Please output the lines between the one holding "182, 510, 198]" and the one holding "table-row: Embedded MPU", inclusive, as a Markdown table with the columns Row and Line, numbering each row and leaving out blank lines.
┄┄┄┄┄┄┄┄┄┄┄┄┄┄┄┄┄┄┄┄
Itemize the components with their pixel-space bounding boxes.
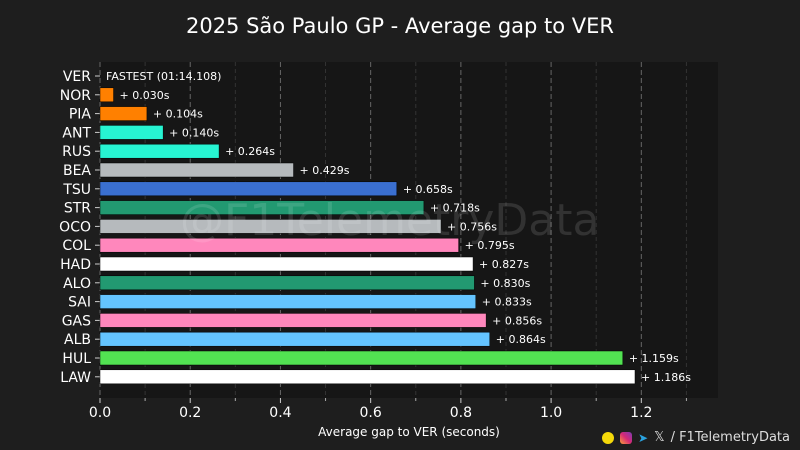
bar-value-label: + 0.864s <box>496 333 546 346</box>
bar-tsu <box>99 181 398 197</box>
y-tick-label: OCO <box>59 219 91 235</box>
y-tick-label: COL <box>62 238 91 254</box>
bar-oco <box>99 219 442 234</box>
footer: ➤ 𝕏 / F1TelemetryData <box>602 430 790 445</box>
instagram-icon <box>620 431 633 444</box>
x-tick-label: 0.0 <box>89 405 111 421</box>
bar-value-label: + 0.104s <box>153 108 203 121</box>
bar-alb <box>99 331 490 347</box>
bar-value-label: + 0.429s <box>300 164 350 177</box>
x-tick-label: 0.8 <box>450 405 472 421</box>
bar-gas <box>99 313 487 328</box>
bar-value-label: + 0.718s <box>430 202 480 215</box>
bar-hul <box>99 350 624 366</box>
y-tick-label: VER <box>63 69 91 85</box>
x-tick-label: 0.6 <box>360 405 382 421</box>
chart-title: 2025 São Paulo GP - Average gap to VER <box>185 14 615 38</box>
y-tick-label: NOR <box>60 88 91 104</box>
telegram-icon: ➤ <box>638 430 649 445</box>
bar-bea <box>99 162 294 178</box>
y-tick-label: TSU <box>62 182 91 198</box>
bar-rus <box>99 143 220 159</box>
y-tick-label: GAS <box>62 313 91 329</box>
y-tick-label: STR <box>64 201 91 217</box>
bar-value-label: + 1.186s <box>641 371 691 384</box>
y-tick-label: PIA <box>69 107 92 123</box>
y-tick-label: HUL <box>62 351 91 367</box>
bar-value-label: + 0.795s <box>465 239 515 252</box>
bar-value-label: + 0.030s <box>120 89 170 102</box>
y-tick-label: SAI <box>68 295 91 311</box>
bar-value-label: + 0.264s <box>225 145 275 158</box>
bar-pia <box>99 106 148 121</box>
bar-value-label: + 1.159s <box>629 352 679 365</box>
fastest-label: FASTEST (01:14.108) <box>106 70 221 83</box>
bar-value-label: + 0.856s <box>492 314 542 327</box>
bar-sai <box>99 294 477 309</box>
bar-value-label: + 0.830s <box>480 277 530 290</box>
bar-value-label: + 0.140s <box>169 126 219 139</box>
y-tick-label: RUS <box>62 144 91 160</box>
bar-value-label: + 0.658s <box>403 183 453 196</box>
bar-value-label: + 0.833s <box>482 296 532 309</box>
bar-alo <box>99 275 475 291</box>
x-icon: 𝕏 <box>654 430 665 445</box>
bar-had <box>99 256 474 272</box>
bar-nor <box>99 87 114 103</box>
y-tick-label: HAD <box>60 257 91 273</box>
y-tick-label: BEA <box>63 163 91 179</box>
y-tick-label: LAW <box>60 370 91 386</box>
x-tick-label: 1.0 <box>540 405 562 421</box>
y-tick-label: ALO <box>63 276 91 292</box>
bar-value-label: + 0.827s <box>479 258 529 271</box>
y-tick-label: ALB <box>64 332 91 348</box>
bar-ant <box>99 125 164 140</box>
bar-str <box>99 200 425 215</box>
x-axis-label: Average gap to VER (seconds) <box>318 425 500 439</box>
bar-value-label: + 0.756s <box>447 220 497 233</box>
snapchat-icon <box>602 431 615 444</box>
footer-handle: / F1TelemetryData <box>670 430 790 445</box>
x-tick-label: 0.2 <box>179 405 201 421</box>
y-tick-label: ANT <box>62 125 91 141</box>
x-tick-label: 1.2 <box>630 405 652 421</box>
bar-col <box>99 237 459 253</box>
bar-law <box>99 369 636 385</box>
x-tick-label: 0.4 <box>269 405 291 421</box>
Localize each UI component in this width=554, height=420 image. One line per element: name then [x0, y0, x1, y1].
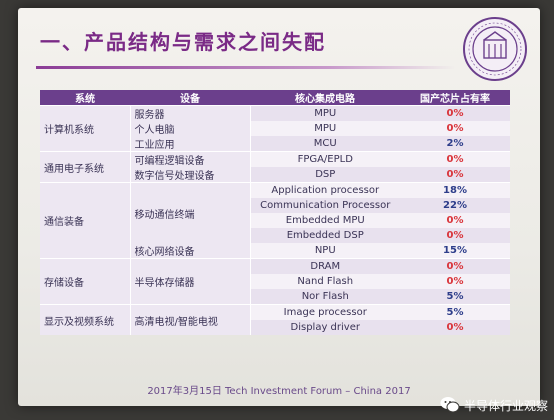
share-cell: 18%	[400, 182, 510, 198]
share-cell: 22%	[400, 198, 510, 213]
device-cell: 移动通信终端	[130, 182, 251, 243]
share-cell: 15%	[400, 243, 510, 259]
device-cell: 工业应用	[130, 136, 251, 152]
table-row: 通用电子系统 可编程逻辑设备 FPGA/EPLD 0%	[40, 151, 510, 183]
table-row: 核心网络设备 NPU 15%	[40, 243, 510, 259]
system-cell: 通用电子系统	[40, 151, 131, 183]
table-row: Embedded MPU 0%	[40, 213, 510, 228]
table-row: 个人电脑 MPU 0%	[40, 121, 510, 136]
device-cell: 数字信号处理设备	[130, 167, 251, 183]
share-cell: 0%	[400, 105, 510, 121]
chip-cell: MCU	[250, 136, 400, 152]
table-row: Embedded DSP 0%	[40, 228, 510, 243]
chip-cell: Nand Flash	[250, 274, 400, 289]
chip-cell: Display driver	[250, 320, 400, 335]
chip-cell: MPU	[250, 105, 400, 121]
share-cell: 0%	[400, 167, 510, 183]
chip-cell: FPGA/EPLD	[250, 151, 400, 167]
share-cell: 0%	[400, 213, 510, 228]
chip-cell: Image processor	[250, 304, 400, 320]
share-cell: 2%	[400, 136, 510, 152]
header-domestic-share: 国产芯片占有率	[400, 90, 510, 106]
chip-cell: Nor Flash	[250, 289, 400, 305]
title-underline	[36, 66, 456, 69]
system-cell: 通信装备	[40, 182, 131, 259]
share-cell: 0%	[400, 274, 510, 289]
chip-cell: Communication Processor	[250, 198, 400, 213]
table-row: 显示及视频系统 高清电视/智能电视 Image processor 5%	[40, 304, 510, 335]
device-cell: 半导体存储器	[130, 258, 251, 305]
header-device: 设备	[130, 90, 250, 106]
chip-cell: DRAM	[250, 258, 400, 274]
device-cell: 可编程逻辑设备	[130, 151, 251, 167]
device-cell: 个人电脑	[130, 121, 251, 136]
wechat-account-name: 半导体行业观察	[463, 398, 548, 413]
chip-cell: Embedded MPU	[250, 213, 400, 228]
presentation-slide: 一、产品结构与需求之间失配 系统 设备 核心集成电路 国产芯片占有率 计算机系统…	[18, 8, 540, 406]
header-core-ic: 核心集成电路	[250, 90, 400, 106]
slide-footer: 2017年3月15日 Tech Investment Forum – China…	[147, 386, 411, 397]
share-cell: 5%	[400, 289, 510, 305]
table-row: 通信装备 移动通信终端 Application processor 18%	[40, 182, 510, 259]
chip-cell: Application processor	[250, 182, 400, 198]
chip-share-table: 系统 设备 核心集成电路 国产芯片占有率 计算机系统 服务器 MPU 0% 个人…	[40, 90, 510, 335]
table-row: 数字信号处理设备 DSP 0%	[40, 167, 510, 183]
table-row: Communication Processor 22%	[40, 198, 510, 213]
share-cell: 0%	[400, 121, 510, 136]
table-row: Nor Flash 5%	[40, 289, 510, 305]
table-row: 工业应用 MCU 2%	[40, 136, 510, 152]
table-row: 存储设备 半导体存储器 DRAM 0%	[40, 258, 510, 305]
device-cell: 核心网络设备	[130, 243, 251, 259]
table-row: Display driver 0%	[40, 320, 510, 335]
chip-cell: MPU	[250, 121, 400, 136]
share-cell: 0%	[400, 320, 510, 335]
wechat-watermark: 半导体行业观察	[440, 396, 548, 414]
chip-cell: Embedded DSP	[250, 228, 400, 243]
chip-cell: DSP	[250, 167, 400, 183]
share-cell: 0%	[400, 151, 510, 167]
share-cell: 0%	[400, 228, 510, 243]
table-row: Nand Flash 0%	[40, 274, 510, 289]
chip-cell: NPU	[250, 243, 400, 259]
system-cell: 显示及视频系统	[40, 304, 131, 335]
share-cell: 0%	[400, 258, 510, 274]
system-cell: 存储设备	[40, 258, 131, 305]
header-system: 系统	[40, 90, 130, 106]
wechat-icon	[440, 397, 460, 413]
table-row: 计算机系统 服务器 MPU 0%	[40, 105, 510, 152]
system-cell: 计算机系统	[40, 105, 131, 152]
slide-title: 一、产品结构与需求之间失配	[40, 30, 326, 54]
device-cell: 高清电视/智能电视	[130, 304, 251, 335]
device-cell: 服务器	[130, 105, 251, 121]
share-cell: 5%	[400, 304, 510, 320]
university-seal-icon	[463, 17, 527, 81]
┄┄┄┄┄┄┄┄┄┄┄┄┄┄┄┄┄┄┄┄
→ TASK RESULT:
| Row | Line |
|---|---|
| 1 | share-cell: 18%	[400, 182, 510, 198] |
| 2 | share-cell: 22%	[400, 198, 510, 213] |
| 3 | device-cell: 移动通信终端	[130, 182, 251, 243] |
| 4 | share-cell: 15%	[400, 243, 510, 259] |
| 5 | device-cell: 工业应用	[130, 136, 251, 152] |
| 6 | table-row: 通用电子系统 可编程逻辑设备 FPGA/EPLD 0%	[40, 151, 510, 183] |
| 7 | table-row: 核心网络设备 NPU 15%	[40, 243, 510, 259] |
| 8 | system-cell: 通用电子系统	[40, 151, 131, 183] |
| 9 | table-row: Embedded MPU 0%	[40, 213, 510, 228] |